▶ [Work required]:
Look through the lines below and extract any with the word "methods".

(Extracts from a graphics dataset)
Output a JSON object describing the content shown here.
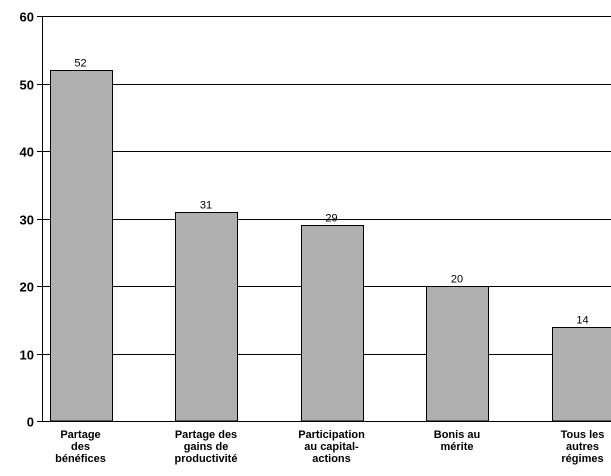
{
  "chart_data": {
    "type": "bar",
    "title": "",
    "xlabel": "",
    "ylabel": "",
    "ylim": [
      0,
      60
    ],
    "yticks": [
      0,
      10,
      20,
      30,
      40,
      50,
      60
    ],
    "grid": true,
    "legend": "none",
    "categories": [
      [
        "Partage",
        "des",
        "bénéfices"
      ],
      [
        "Partage des",
        "gains de",
        "productivité"
      ],
      [
        "Participation",
        "au capital-",
        "actions"
      ],
      [
        "Bonis au",
        "mérite"
      ],
      [
        "Tous les",
        "autres",
        "régimes"
      ]
    ],
    "values": [
      52,
      31,
      29,
      20,
      14
    ],
    "data_labels": [
      "52",
      "31",
      "29",
      "20",
      "14"
    ],
    "colors": {
      "bar_fill": "#b0b0b0",
      "bar_stroke": "#000000",
      "gridline": "#000000",
      "axis": "#000000",
      "text": "#000000"
    }
  }
}
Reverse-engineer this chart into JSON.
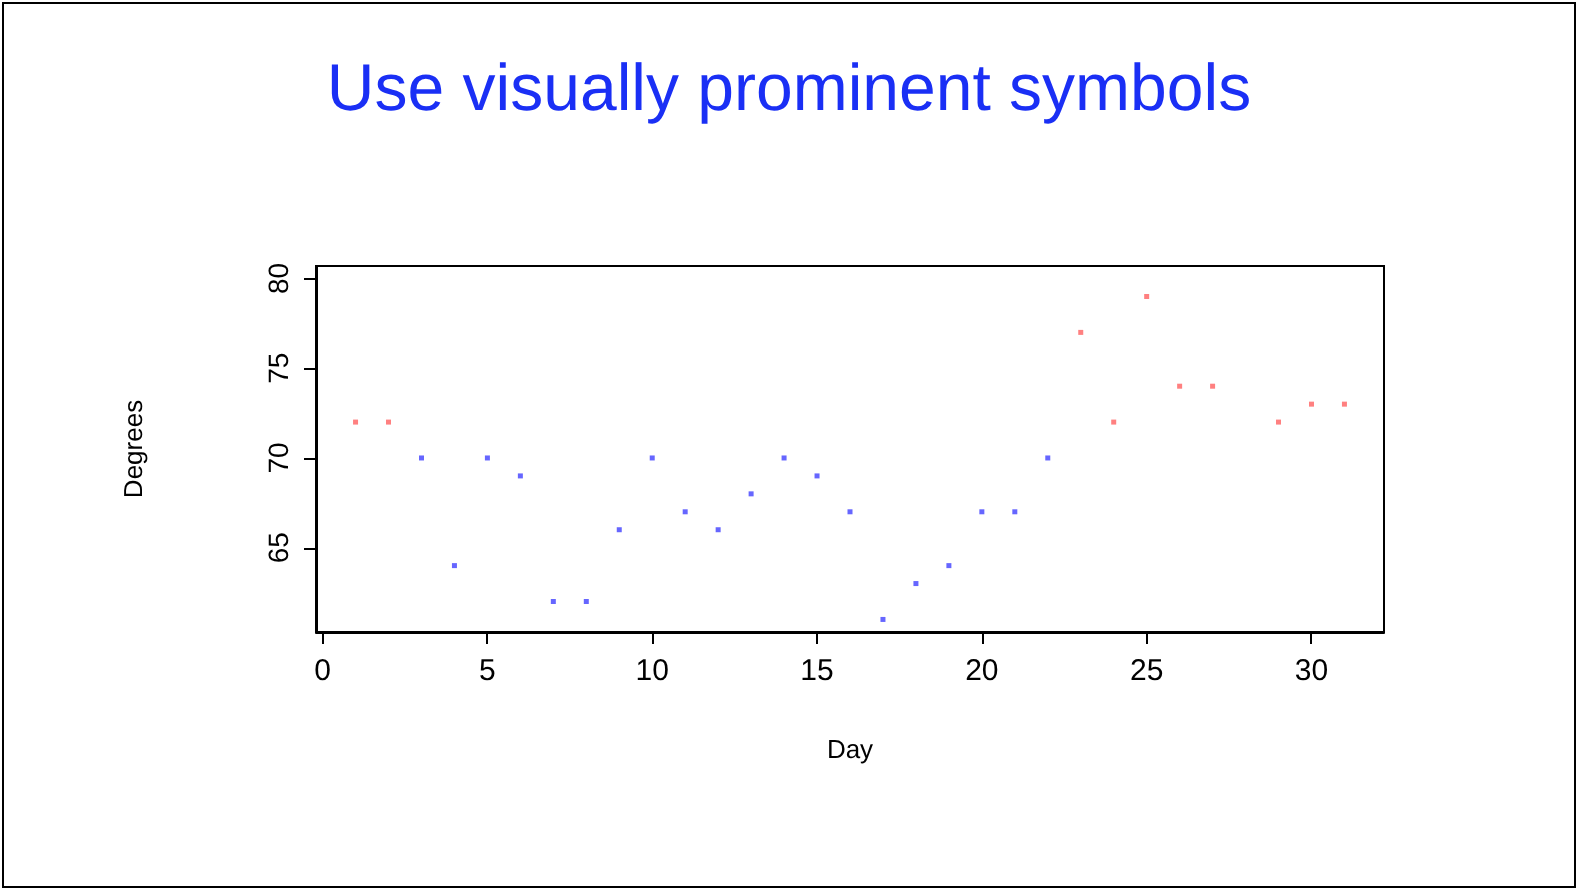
{
  "chart_data": {
    "type": "scatter",
    "title": "Use visually prominent symbols",
    "xlabel": "Day",
    "ylabel": "Degrees",
    "xlim": [
      -0.2,
      32.2
    ],
    "ylim": [
      60.3,
      80.7
    ],
    "xticks": [
      0,
      5,
      10,
      15,
      20,
      25,
      30
    ],
    "yticks": [
      65,
      70,
      75,
      80
    ],
    "marker": "square",
    "series": [
      {
        "color": "#ff6060",
        "x": [
          1,
          2,
          23,
          24,
          25,
          26,
          27,
          29,
          30,
          31
        ],
        "values": [
          72,
          72,
          77,
          72,
          79,
          74,
          74,
          72,
          73,
          73
        ]
      },
      {
        "color": "#4040ff",
        "x": [
          3,
          4,
          5,
          6,
          7,
          8,
          9,
          10,
          11,
          12,
          13,
          14,
          15,
          16,
          17,
          18,
          19,
          20,
          21,
          22
        ],
        "values": [
          70,
          64,
          70,
          69,
          62,
          62,
          66,
          70,
          67,
          66,
          68,
          70,
          69,
          67,
          61,
          63,
          64,
          67,
          67,
          70
        ]
      }
    ]
  }
}
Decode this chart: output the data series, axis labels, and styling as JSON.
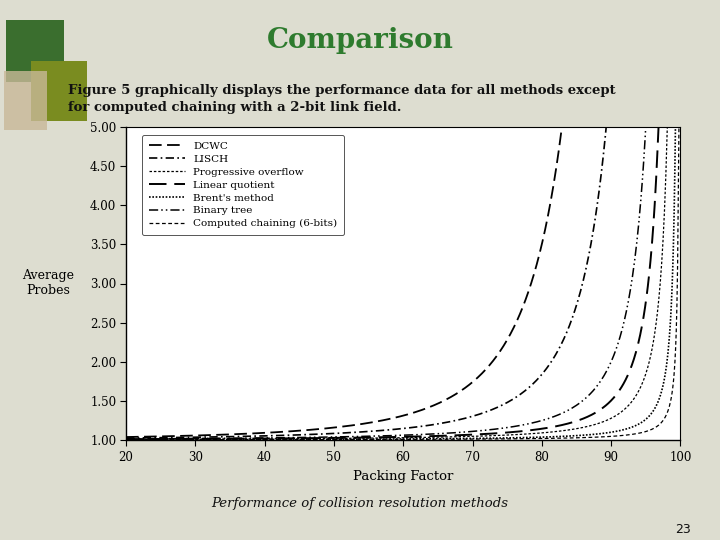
{
  "title": "Comparison",
  "title_color": "#2e7b2e",
  "subtitle": "Figure 5 graphically displays the performance data for all methods except\nfor computed chaining with a 2-bit link field.",
  "xlabel": "Packing Factor",
  "ylabel": "Average\nProbes",
  "footer": "Performance of collision resolution methods",
  "page_number": "23",
  "xmin": 20,
  "xmax": 100,
  "ymin": 1.0,
  "ymax": 5.0,
  "yticks": [
    1.0,
    1.5,
    2.0,
    2.5,
    3.0,
    3.5,
    4.0,
    4.5,
    5.0
  ],
  "xticks": [
    20,
    30,
    40,
    50,
    60,
    70,
    80,
    90,
    100
  ],
  "bg_color": "#ddddd0",
  "top_bar_color1": "#b8a820",
  "top_bar_color2": "#888888",
  "bottom_bar_color": "#b8a820",
  "legend_entries": [
    "DCWC",
    "LISCH",
    "Progressive overflow",
    "Linear quotient",
    "Brent's method",
    "Binary tree",
    "Computed chaining (6-bits)"
  ]
}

▶ [Response to this task]:
  "subtitle": "Figure 5 graphically displays the performance data for all methods except\nfor computed chaining with a 2-bit link field.",
  "footer": "Performance of collision resolution methods",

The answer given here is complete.